Stored items:
○ ○ ○
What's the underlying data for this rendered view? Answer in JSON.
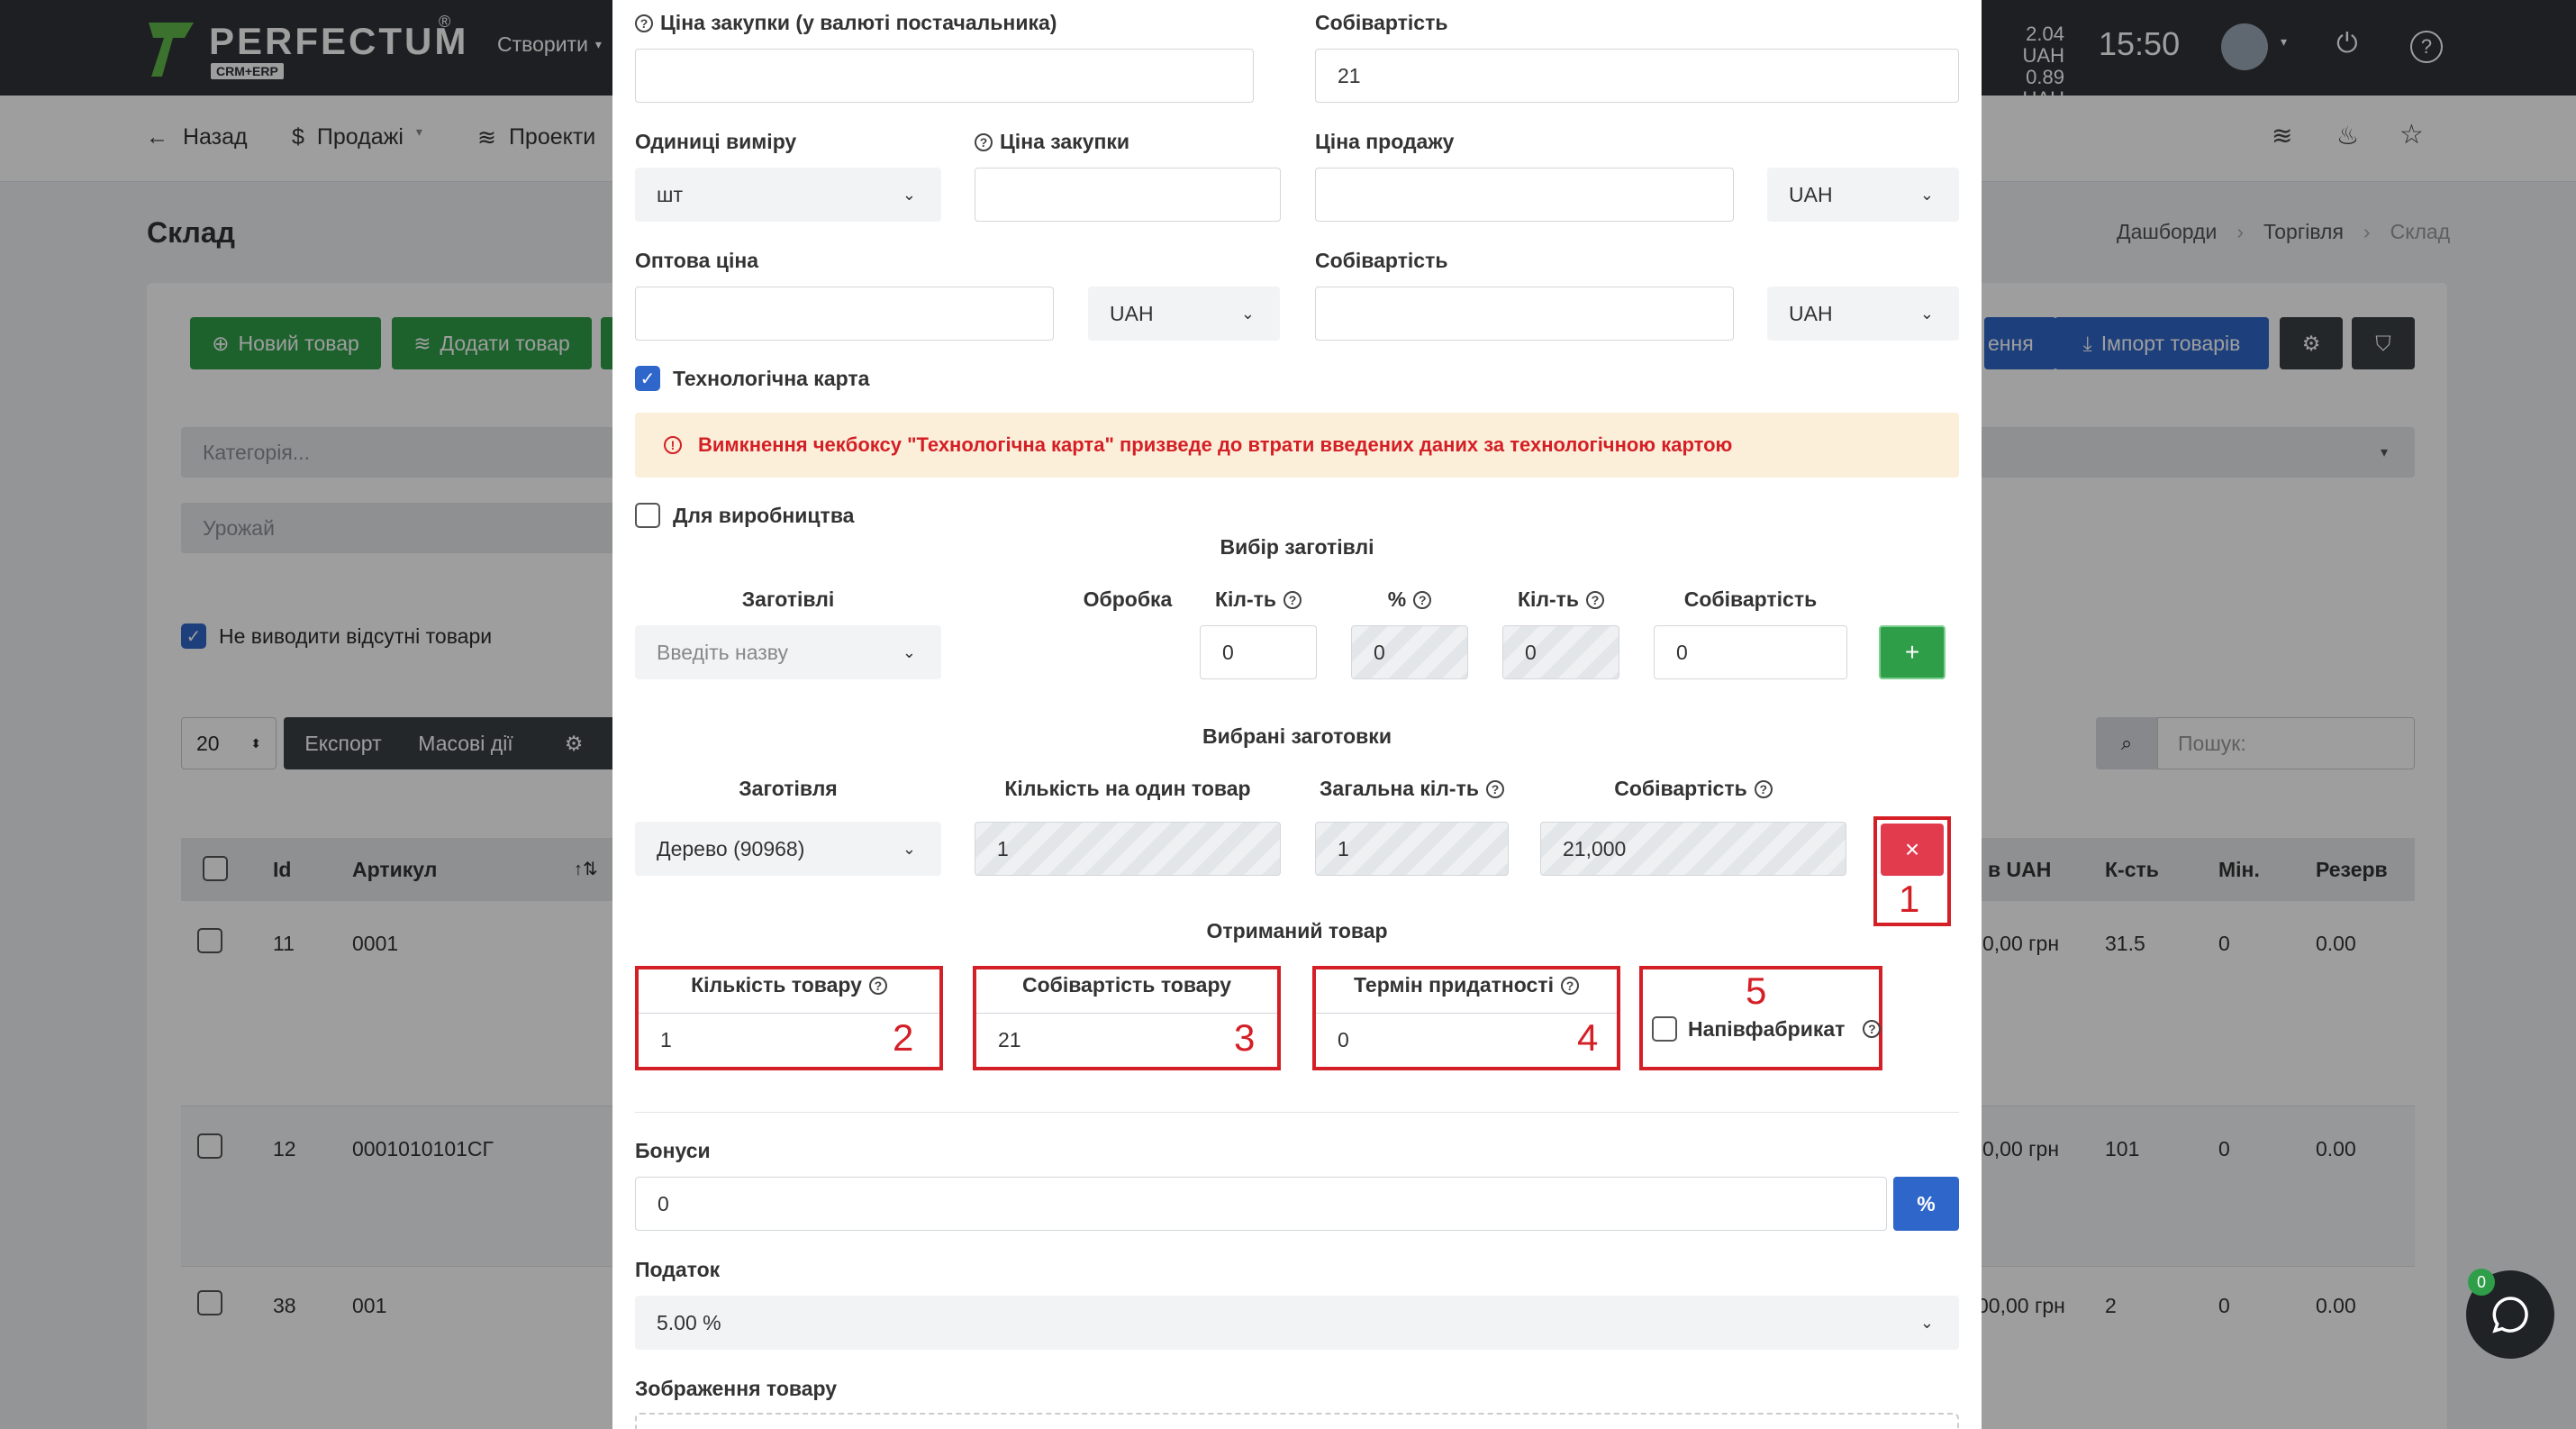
{
  "topbar": {
    "logo_text": "PERFECTUM",
    "logo_reg": "®",
    "logo_sub": "CRM+ERP",
    "create_label": "Створити",
    "rate1": "2.04 UAH",
    "rate2": "0.89 UAH",
    "time": "15:50"
  },
  "subnav": {
    "back": "Назад",
    "sales": "Продажі",
    "projects": "Проекти"
  },
  "page": {
    "title": "Склад",
    "breadcrumb": [
      "Дашборди",
      "Торгівля",
      "Склад"
    ],
    "new_item": "Новий товар",
    "add_item": "Додати товар",
    "btn_partial": "ення",
    "import": "Імпорт товарів",
    "category_placeholder": "Категорія...",
    "harvest": "Урожай",
    "hide_missing": "Не виводити відсутні товари",
    "page_size": "20",
    "export": "Експорт",
    "bulk": "Масові дії",
    "search_placeholder": "Пошук:",
    "columns": [
      "Id",
      "Артикул",
      "в UAH",
      "К-сть",
      "Мін.",
      "Резерв"
    ],
    "rows": [
      {
        "id": "11",
        "sku": "0001",
        "price": "0,00 грн",
        "qty": "31.5",
        "min": "0",
        "reserve": "0.00"
      },
      {
        "id": "12",
        "sku": "0001010101СГ",
        "price": "0,00 грн",
        "qty": "101",
        "min": "0",
        "reserve": "0.00"
      },
      {
        "id": "38",
        "sku": "001",
        "price": "00,00 грн",
        "qty": "2",
        "min": "0",
        "reserve": "0.00"
      }
    ],
    "chat_badge": "0"
  },
  "modal": {
    "purchase_price_supplier_label": "Ціна закупки (у валюті постачальника)",
    "cost_label_top": "Собівартість",
    "cost_value_top": "21",
    "units_label": "Одиниці виміру",
    "units_value": "шт",
    "purchase_price_label": "Ціна закупки",
    "sale_price_label": "Ціна продажу",
    "currency_sale": "UAH",
    "wholesale_label": "Оптова ціна",
    "currency_wholesale": "UAH",
    "cost_label_2": "Собівартість",
    "currency_cost": "UAH",
    "tech_card_label": "Технологічна карта",
    "warning_text": "Вимкнення чекбоксу \"Технологічна карта\" призведе до втрати введених даних за технологічною картою",
    "for_production_label": "Для виробництва",
    "blank_choice_title": "Вибір заготівлі",
    "blanks_col": {
      "blanks": "Заготівлі",
      "processing": "Обробка",
      "qty": "Кіл-ть",
      "pct": "%",
      "qty2": "Кіл-ть",
      "cost": "Собівартість"
    },
    "blank_placeholder": "Введіть назву",
    "blank_qty": "0",
    "blank_pct": "0",
    "blank_qty2": "0",
    "blank_cost": "0",
    "add_btn": "+",
    "selected_title": "Вибрані заготовки",
    "selected_col": {
      "blank": "Заготівля",
      "per_item": "Кількість на один товар",
      "total": "Загальна кіл-ть",
      "cost": "Собівартість"
    },
    "selected_blank": "Дерево (90968)",
    "selected_per_item": "1",
    "selected_total": "1",
    "selected_cost": "21,000",
    "remove_btn": "×",
    "received_title": "Отриманий товар",
    "qty_product_label": "Кількість товару",
    "qty_product_value": "1",
    "cost_product_label": "Собівартість товару",
    "cost_product_value": "21",
    "shelf_life_label": "Термін придатності",
    "shelf_life_value": "0",
    "semi_label": "Напівфабрикат",
    "bonus_label": "Бонуси",
    "bonus_value": "0",
    "bonus_unit": "%",
    "tax_label": "Податок",
    "tax_value": "5.00 %",
    "image_label": "Зображення товару",
    "markers": [
      "1",
      "2",
      "3",
      "4",
      "5"
    ]
  }
}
○ ○ ○
▸ Stated problem:
Extract each line from the entries above that contains the string "товару".

▸ Full answer:
    "qty_product_label": "Кількість товару",
    "cost_product_label": "Собівартість товару",
    "image_label": "Зображення товару",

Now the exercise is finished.